---------- RECORDS SHOWN ----------

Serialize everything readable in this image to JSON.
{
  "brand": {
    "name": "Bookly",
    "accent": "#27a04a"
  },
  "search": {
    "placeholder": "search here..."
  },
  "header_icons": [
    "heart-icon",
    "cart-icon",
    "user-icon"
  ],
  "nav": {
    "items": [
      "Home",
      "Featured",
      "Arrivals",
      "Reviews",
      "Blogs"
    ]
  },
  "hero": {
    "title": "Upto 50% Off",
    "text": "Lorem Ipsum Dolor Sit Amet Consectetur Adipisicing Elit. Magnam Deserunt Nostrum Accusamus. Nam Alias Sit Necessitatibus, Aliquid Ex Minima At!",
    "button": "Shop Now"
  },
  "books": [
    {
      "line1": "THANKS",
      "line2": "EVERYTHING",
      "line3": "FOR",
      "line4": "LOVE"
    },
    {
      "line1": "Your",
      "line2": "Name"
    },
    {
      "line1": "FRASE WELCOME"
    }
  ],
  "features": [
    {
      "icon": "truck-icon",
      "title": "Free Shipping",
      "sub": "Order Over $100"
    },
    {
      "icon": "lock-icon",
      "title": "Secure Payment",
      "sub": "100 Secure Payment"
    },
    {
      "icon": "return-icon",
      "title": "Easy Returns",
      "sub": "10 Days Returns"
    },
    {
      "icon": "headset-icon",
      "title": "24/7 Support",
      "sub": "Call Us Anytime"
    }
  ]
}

----------

- _EXERCISE_: Set down the entries above again, word for word.

- _EXPECTED ANSWER_:
Serialize everything readable in this image to JSON.
{
  "brand": {
    "name": "Bookly",
    "accent": "#27a04a"
  },
  "search": {
    "placeholder": "search here..."
  },
  "header_icons": [
    "heart-icon",
    "cart-icon",
    "user-icon"
  ],
  "nav": {
    "items": [
      "Home",
      "Featured",
      "Arrivals",
      "Reviews",
      "Blogs"
    ]
  },
  "hero": {
    "title": "Upto 50% Off",
    "text": "Lorem Ipsum Dolor Sit Amet Consectetur Adipisicing Elit. Magnam Deserunt Nostrum Accusamus. Nam Alias Sit Necessitatibus, Aliquid Ex Minima At!",
    "button": "Shop Now"
  },
  "books": [
    {
      "line1": "THANKS",
      "line2": "EVERYTHING",
      "line3": "FOR",
      "line4": "LOVE"
    },
    {
      "line1": "Your",
      "line2": "Name"
    },
    {
      "line1": "FRASE WELCOME"
    }
  ],
  "features": [
    {
      "icon": "truck-icon",
      "title": "Free Shipping",
      "sub": "Order Over $100"
    },
    {
      "icon": "lock-icon",
      "title": "Secure Payment",
      "sub": "100 Secure Payment"
    },
    {
      "icon": "return-icon",
      "title": "Easy Returns",
      "sub": "10 Days Returns"
    },
    {
      "icon": "headset-icon",
      "title": "24/7 Support",
      "sub": "Call Us Anytime"
    }
  ]
}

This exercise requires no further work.